◆ **SELECTED PASSAGE**:
◆ ◆ ◆ ◆ ◆

18 June 2005

Speak no evil

The media are alive with talk about what Senator Richard Durbin of Illinios said on the Senate floor about our Freedom Archipelago.

I have the full roundup for you ...

Here's the key bit of the Senator's comments, though it's worth going to read the whole thing.

When you read some of the graphic descriptions of what has occurred here -- I almost hesitate to put them in the record, and yet they have to be added to this debate. Let me read to you what one FBI agent saw. And I quote from his report:
On a couple of occasions, I entered interview rooms to find a detainee chained hand and foot in a fetal position to the floor, with no chair, food or water. Most times they urinated or defecated on themselves, and had been left there for 18-24 hours or more. On one occasion, the air conditioning had been turned down so far and the temperature was so cold in the room, that the barefooted detainee was shaking with cold .... On another occasion, the [air conditioner] had been turned off, making the temperature in the unventilated room well over 100 degrees. The detainee was almost unconscious on the floor, with a pile of hair next to him. He had apparently been literally pulling his hair out throughout the night. On another occasion, not only was the temperature unbearably hot, but extremely loud rap music was being played in the room, and had been since the day before, with the detainee chained hand and foot in the fetal position on the tile floor.

◆ ◆ ◆ ◆ ◆

(Dataset excerpts)
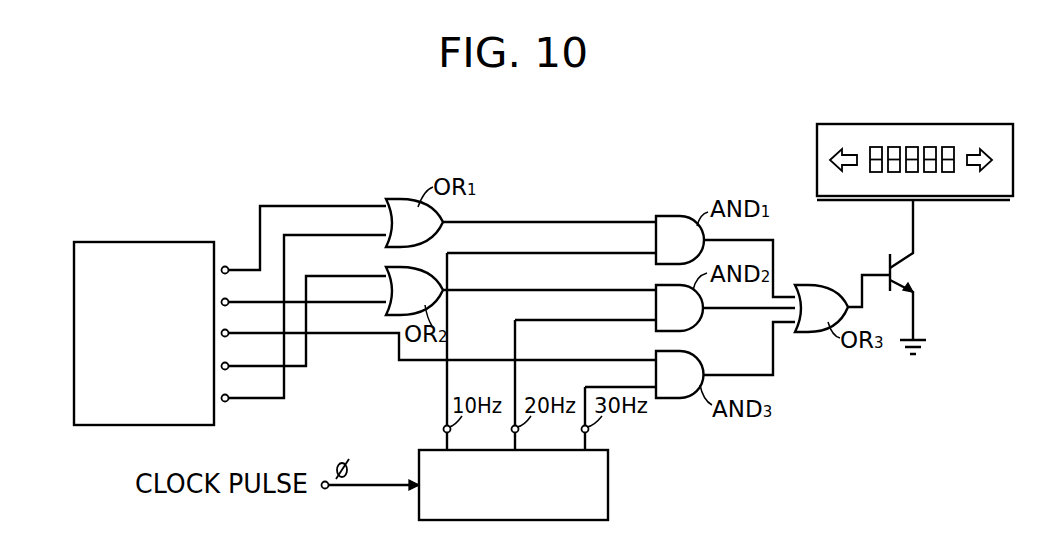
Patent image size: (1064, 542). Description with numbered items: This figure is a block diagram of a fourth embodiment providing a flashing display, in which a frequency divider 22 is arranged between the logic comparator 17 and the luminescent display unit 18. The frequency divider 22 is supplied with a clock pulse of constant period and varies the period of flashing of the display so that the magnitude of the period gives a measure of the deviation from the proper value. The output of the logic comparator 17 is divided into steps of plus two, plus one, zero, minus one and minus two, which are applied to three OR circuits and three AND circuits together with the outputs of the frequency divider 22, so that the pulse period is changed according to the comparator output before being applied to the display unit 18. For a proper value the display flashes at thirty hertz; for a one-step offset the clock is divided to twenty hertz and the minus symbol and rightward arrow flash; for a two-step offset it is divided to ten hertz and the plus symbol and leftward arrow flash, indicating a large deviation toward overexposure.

The logic comparator 17 is at (141, 243).
The luminescent display unit 18 is at (1008, 181).
The frequency divider 22 is at (608, 507).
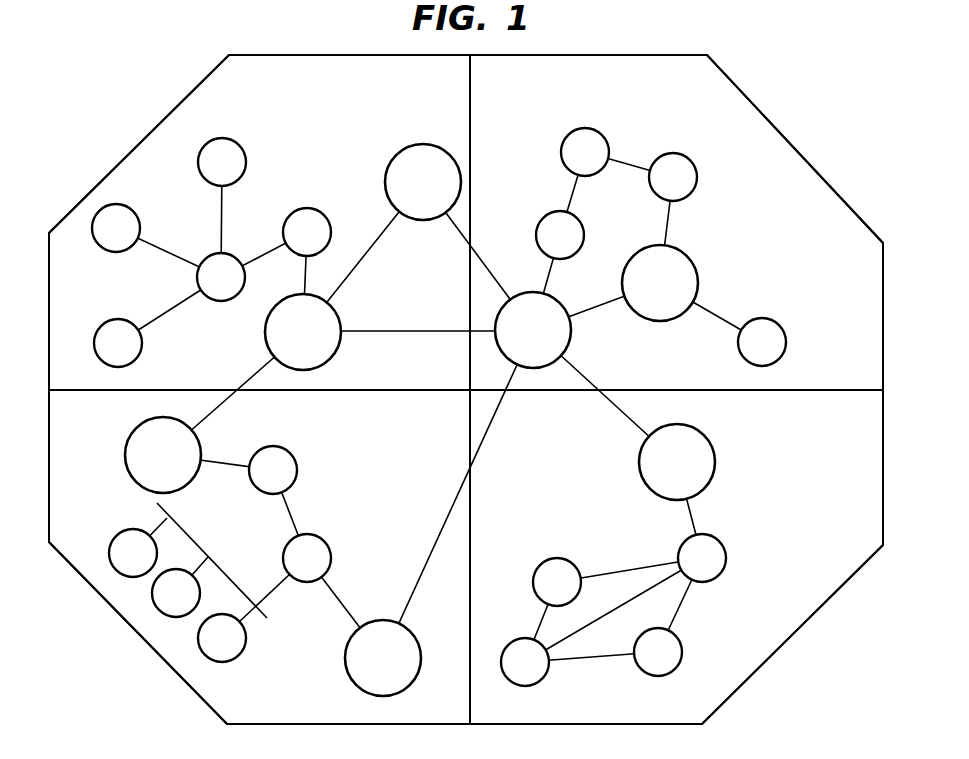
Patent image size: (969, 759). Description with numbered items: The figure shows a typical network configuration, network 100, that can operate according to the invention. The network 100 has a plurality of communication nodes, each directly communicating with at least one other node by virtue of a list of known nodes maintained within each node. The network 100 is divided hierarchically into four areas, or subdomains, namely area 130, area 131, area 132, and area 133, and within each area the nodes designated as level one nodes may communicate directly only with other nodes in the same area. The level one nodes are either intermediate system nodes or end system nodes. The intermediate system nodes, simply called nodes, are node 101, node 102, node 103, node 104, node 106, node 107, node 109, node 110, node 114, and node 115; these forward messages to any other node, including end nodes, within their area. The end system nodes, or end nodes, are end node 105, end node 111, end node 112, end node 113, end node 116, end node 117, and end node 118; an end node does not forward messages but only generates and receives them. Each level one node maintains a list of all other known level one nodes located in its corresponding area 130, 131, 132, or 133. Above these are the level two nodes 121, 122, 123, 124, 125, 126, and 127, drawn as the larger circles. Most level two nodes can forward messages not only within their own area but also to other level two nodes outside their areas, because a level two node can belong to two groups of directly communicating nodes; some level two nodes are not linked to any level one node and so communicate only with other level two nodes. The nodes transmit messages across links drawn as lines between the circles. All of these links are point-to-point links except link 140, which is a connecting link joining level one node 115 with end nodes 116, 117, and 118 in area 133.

The network 100 is at (73, 86).
The intermediate system node 101 is at (720, 543).
The intermediate system node 102 is at (543, 220).
The intermediate system node 103 is at (547, 682).
The intermediate system node 104 is at (565, 557).
The end system node 105 is at (787, 340).
The intermediate system node 106 is at (700, 170).
The intermediate system node 107 is at (607, 143).
The intermediate system node 109 is at (317, 213).
The intermediate system node 110 is at (220, 302).
The end system node 111 is at (247, 152).
The end system node 112 is at (140, 218).
The end system node 113 is at (142, 350).
The intermediate system node 114 is at (295, 452).
The intermediate system node 115 is at (330, 547).
The end system node 116 is at (113, 542).
The end system node 117 is at (152, 593).
The end system node 118 is at (198, 642).
The level 2 node 121 is at (715, 455).
The level 2 node 122 is at (700, 270).
The level 2 node 123 is at (572, 337).
The level 2 node 124 is at (400, 143).
The level 2 node 125 is at (350, 318).
The level 2 node 126 is at (127, 448).
The level 2 node 127 is at (347, 667).
The area 130 is at (883, 540).
The area 131 is at (795, 143).
The area 132 is at (97, 190).
The area 133 is at (155, 650).
The link 140 is at (207, 552).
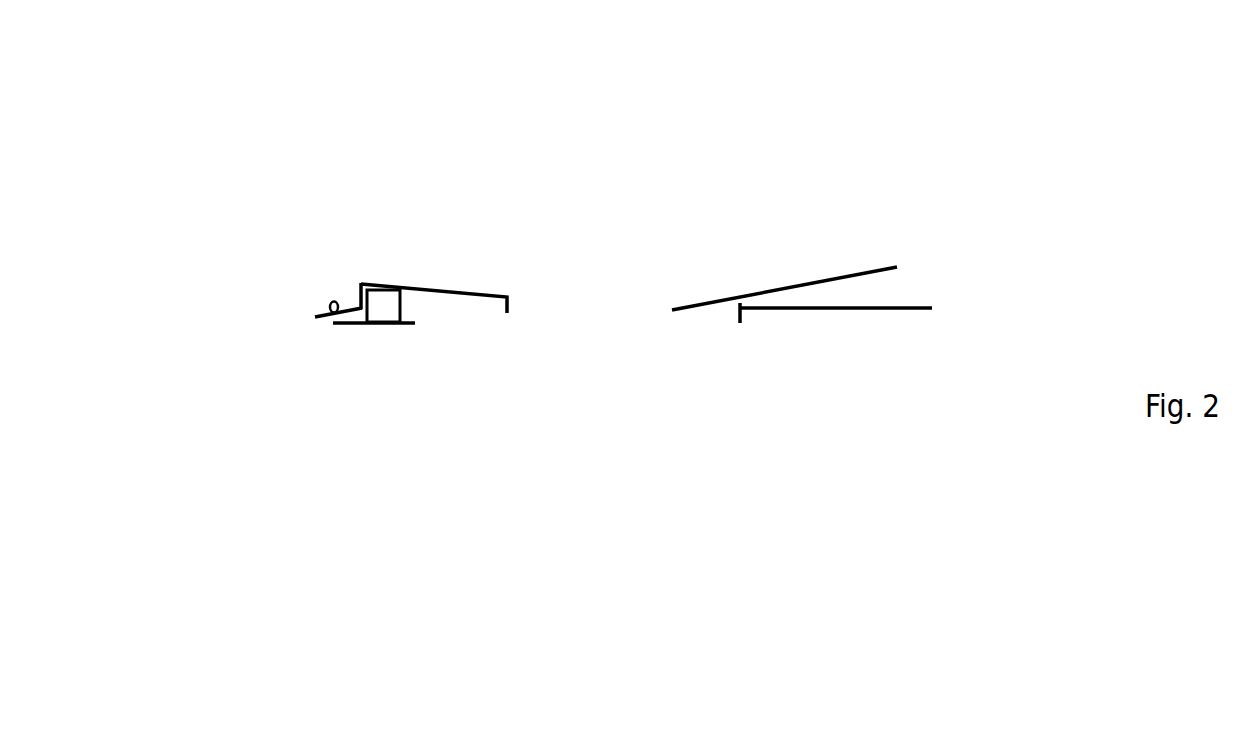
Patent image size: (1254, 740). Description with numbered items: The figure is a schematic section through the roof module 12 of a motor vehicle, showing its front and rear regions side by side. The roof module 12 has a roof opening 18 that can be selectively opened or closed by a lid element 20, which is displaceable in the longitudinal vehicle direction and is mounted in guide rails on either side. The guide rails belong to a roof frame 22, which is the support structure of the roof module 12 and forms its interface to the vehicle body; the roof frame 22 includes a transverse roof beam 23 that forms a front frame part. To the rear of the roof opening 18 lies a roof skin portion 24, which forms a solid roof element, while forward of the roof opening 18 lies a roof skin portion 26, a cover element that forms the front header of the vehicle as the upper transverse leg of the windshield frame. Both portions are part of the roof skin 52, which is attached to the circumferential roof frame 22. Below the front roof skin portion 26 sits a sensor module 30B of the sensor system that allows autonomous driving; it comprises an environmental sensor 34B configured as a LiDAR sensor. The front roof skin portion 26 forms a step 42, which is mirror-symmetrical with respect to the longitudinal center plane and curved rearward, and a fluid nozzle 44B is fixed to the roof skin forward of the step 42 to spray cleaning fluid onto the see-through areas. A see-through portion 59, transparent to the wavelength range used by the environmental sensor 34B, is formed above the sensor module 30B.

◆ ◆ ◆ ◆ ◆

Extend the blog post about Senator Durbin's Senate floor remarks, picking up right after its final sentence. The records are material apart from the blog post and are not part of it.

If I read this to you and did not tell you that it was an FBI agent describing what Americans had done to prisoners in their control, you would most certainly believe this must have been done by Nazis, Soviets in their gulags, or some mad regime -- Pol Pot or others -- that had no concern for human beings. Sadly, that is not the case. This was the action of Americans in the treatment of their prisoners.
The right is incensed. Not that the US is torturing people, mind you, but that the Senator dared to talk about it.

Orcinus has a roundup of several responses from folks like Limbaugh and Malkin.

This man is simply a piece of excrement, a piece of waste that needs to be scraped off the sidewalk and eliminated.
Here you go, Dick Durbin. Thanks once again for telling our enemies just what a bunch of soft patty cakes we are and how we'll back away from our own treatment of people much less back away from dishing it out to people like our enemies.
treachery
slanders his own country. Normally that kind of slander is uttered only by revolutionaries seeking the violent overthrow of the government. Yet Durbin purports to be part of a loyal opposition
Fortunately, that kind of talk is restricted to right-wing whackos on talk radio, while Republican leaders have had a more measured response. They would never make a comment like this one from another radio "entertainer:"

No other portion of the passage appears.